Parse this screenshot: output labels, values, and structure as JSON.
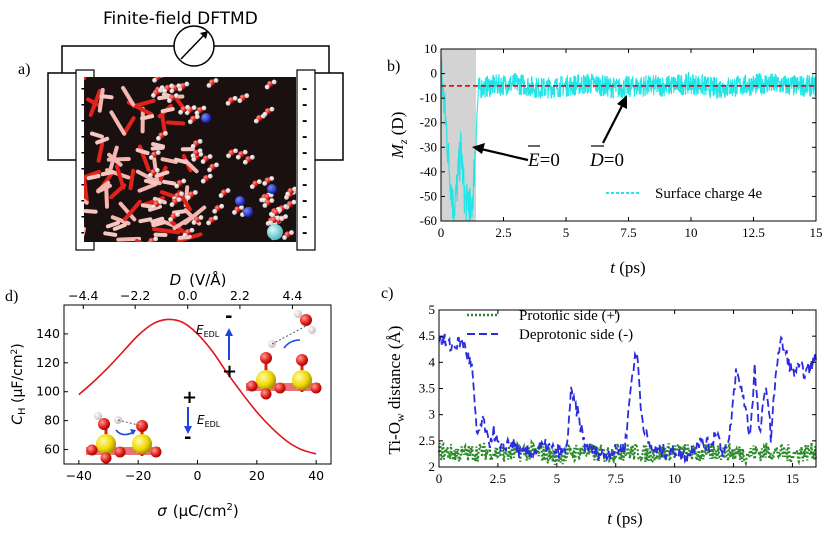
{
  "panel_labels": {
    "a": "a)",
    "b": "b)",
    "c": "c)",
    "d": "d)"
  },
  "panel_a": {
    "title": "Finite-field DFTMD",
    "left_plate_sign": "+",
    "right_plate_sign": "-",
    "colors": {
      "plate": "#ffffff",
      "wire": "#000000",
      "slab_bg": "#1a1010",
      "ti": "#f4b6b0",
      "o": "#e2231a",
      "h": "#f0f0f0",
      "n": "#1f2fd0",
      "ion": "#7fd3d6"
    }
  },
  "panel_b": {
    "annotation_e": "E=0",
    "annotation_d": "D=0",
    "annotation_e_symbol": "E",
    "annotation_d_symbol": "D",
    "annotation_eq": "=0"
  },
  "panel_d": {
    "e_edl_label": "E",
    "e_edl_sub": "EDL",
    "plus": "+",
    "minus": "-"
  },
  "chart_data": [
    {
      "id": "b",
      "type": "line",
      "xlabel": "t (ps)",
      "ylabel": "M_z (D)",
      "ylabel_main": "M",
      "ylabel_sub": "z",
      "ylabel_unit": " (D)",
      "xlim": [
        0,
        15
      ],
      "ylim": [
        -60,
        10
      ],
      "xticks": [
        0,
        2.5,
        5,
        7.5,
        10,
        12.5,
        15
      ],
      "xtick_labels": [
        "0",
        "2.5",
        "5",
        "7.5",
        "10",
        "12.5",
        "15"
      ],
      "yticks": [
        10,
        0,
        -10,
        -20,
        -30,
        -40,
        -50,
        -60
      ],
      "ytick_labels": [
        "10",
        "0",
        "-10",
        "-20",
        "-30",
        "-40",
        "-50",
        "-60"
      ],
      "shaded_region": [
        0,
        1.4
      ],
      "reference_line": -5,
      "legend": "Surface charge 4e",
      "colors": {
        "series": "#22e5e8",
        "reference": "#e0141c",
        "shade": "#d3d3d3"
      },
      "series": [
        {
          "name": "Surface charge 4e",
          "x": [
            0,
            0.1,
            0.2,
            0.3,
            0.4,
            0.5,
            0.6,
            0.7,
            0.8,
            0.9,
            1.0,
            1.1,
            1.2,
            1.3,
            1.4,
            1.5,
            2,
            3,
            4,
            5,
            6,
            7,
            8,
            9,
            10,
            11,
            12,
            13,
            14,
            15
          ],
          "y": [
            5,
            -10,
            -20,
            -35,
            -45,
            -55,
            -50,
            -40,
            -30,
            -45,
            -55,
            -50,
            -58,
            -45,
            -25,
            -6,
            -5,
            -4,
            -6,
            -5,
            -4,
            -6,
            -5,
            -5,
            -4,
            -6,
            -5,
            -4,
            -5,
            -5
          ]
        }
      ]
    },
    {
      "id": "c",
      "type": "line",
      "xlabel": "t (ps)",
      "ylabel": "Ti-O_w distance (Å)",
      "ylabel_main": "Ti-O",
      "ylabel_sub": "w",
      "ylabel_unit": " distance (Å)",
      "xlim": [
        0,
        16
      ],
      "ylim": [
        2,
        5
      ],
      "xticks": [
        0,
        2.5,
        5,
        7.5,
        10,
        12.5,
        15
      ],
      "xtick_labels": [
        "0",
        "2.5",
        "5",
        "7.5",
        "10",
        "12.5",
        "15"
      ],
      "yticks": [
        2,
        2.5,
        3,
        3.5,
        4,
        4.5,
        5
      ],
      "ytick_labels": [
        "2",
        "2.5",
        "3",
        "3.5",
        "4",
        "4.5",
        "5"
      ],
      "colors": {
        "protonic": "#2a8a2a",
        "deprotonic": "#2b2be0"
      },
      "series": [
        {
          "name": "Protonic side (+)",
          "style": "dotted",
          "x": [
            0,
            1,
            2,
            3,
            4,
            5,
            6,
            7,
            8,
            9,
            10,
            11,
            12,
            13,
            14,
            15,
            16
          ],
          "y": [
            2.3,
            2.25,
            2.3,
            2.25,
            2.3,
            2.2,
            2.3,
            2.25,
            2.3,
            2.25,
            2.3,
            2.25,
            2.3,
            2.25,
            2.3,
            2.25,
            2.3
          ]
        },
        {
          "name": "Deprotonic side (-)",
          "style": "dashed",
          "x": [
            0,
            0.5,
            1.0,
            1.4,
            1.6,
            1.9,
            2.1,
            2.3,
            2.6,
            3.0,
            3.5,
            4.0,
            4.5,
            5.0,
            5.4,
            5.6,
            5.9,
            6.2,
            6.6,
            7.0,
            7.5,
            7.9,
            8.2,
            8.4,
            8.6,
            8.9,
            9.3,
            10.0,
            10.5,
            11.0,
            11.5,
            11.8,
            12.0,
            12.3,
            12.6,
            12.9,
            13.2,
            13.4,
            13.6,
            13.9,
            14.1,
            14.3,
            14.5,
            14.7,
            15.0,
            15.3,
            15.6,
            16.0
          ],
          "y": [
            4.5,
            4.3,
            4.4,
            3.9,
            2.6,
            2.9,
            2.4,
            2.7,
            2.3,
            2.5,
            2.25,
            2.3,
            2.4,
            2.3,
            2.3,
            3.4,
            3.0,
            2.4,
            2.3,
            2.25,
            2.3,
            2.4,
            3.8,
            4.2,
            3.0,
            2.4,
            2.3,
            2.3,
            2.2,
            2.5,
            2.4,
            2.7,
            2.3,
            2.4,
            3.8,
            3.4,
            2.6,
            3.9,
            2.6,
            3.6,
            2.5,
            3.9,
            4.4,
            4.2,
            3.8,
            3.9,
            3.8,
            4.1
          ]
        }
      ]
    },
    {
      "id": "d",
      "type": "line",
      "xlabel": "σ (μC/cm²)",
      "xlabel_main": "σ",
      "xlabel_unit": "(μC/cm",
      "ylabel": "C_H (μF/cm²)",
      "top_axis_label": "D (V/Å)",
      "top_axis_label_main": "D",
      "top_axis_label_unit": "(V/Å)",
      "xlim": [
        -45,
        45
      ],
      "ylim": [
        50,
        160
      ],
      "xticks": [
        -40,
        -20,
        0,
        20,
        40
      ],
      "xtick_labels": [
        "−40",
        "−20",
        "0",
        "20",
        "40"
      ],
      "yticks": [
        60,
        80,
        100,
        120,
        140
      ],
      "ytick_labels": [
        "60",
        "80",
        "100",
        "120",
        "140"
      ],
      "top_ticks": [
        -4.4,
        -2.2,
        0.0,
        2.2,
        4.4
      ],
      "top_tick_labels": [
        "−4.4",
        "−2.2",
        "0.0",
        "2.2",
        "4.4"
      ],
      "top_tick_positions_sigma": [
        -38.5,
        -21.0,
        -3.3,
        14.3,
        32.0
      ],
      "colors": {
        "curve": "#e0141c"
      },
      "series": [
        {
          "name": "C_H",
          "x": [
            -40,
            -35,
            -30,
            -25,
            -20,
            -15,
            -10,
            -5,
            0,
            5,
            10,
            15,
            20,
            25,
            30,
            35,
            40
          ],
          "y": [
            98,
            107,
            117,
            128,
            139,
            147,
            150,
            148,
            140,
            128,
            113,
            99,
            86,
            75,
            66,
            60,
            57
          ]
        }
      ]
    }
  ]
}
# # # # # # #
• _SET PROBLEM_
From the listing above, return each line with the word "side".

• _TASK ANSWER_
          "name": "Protonic side (+)",
          "name": "Deprotonic side (-)",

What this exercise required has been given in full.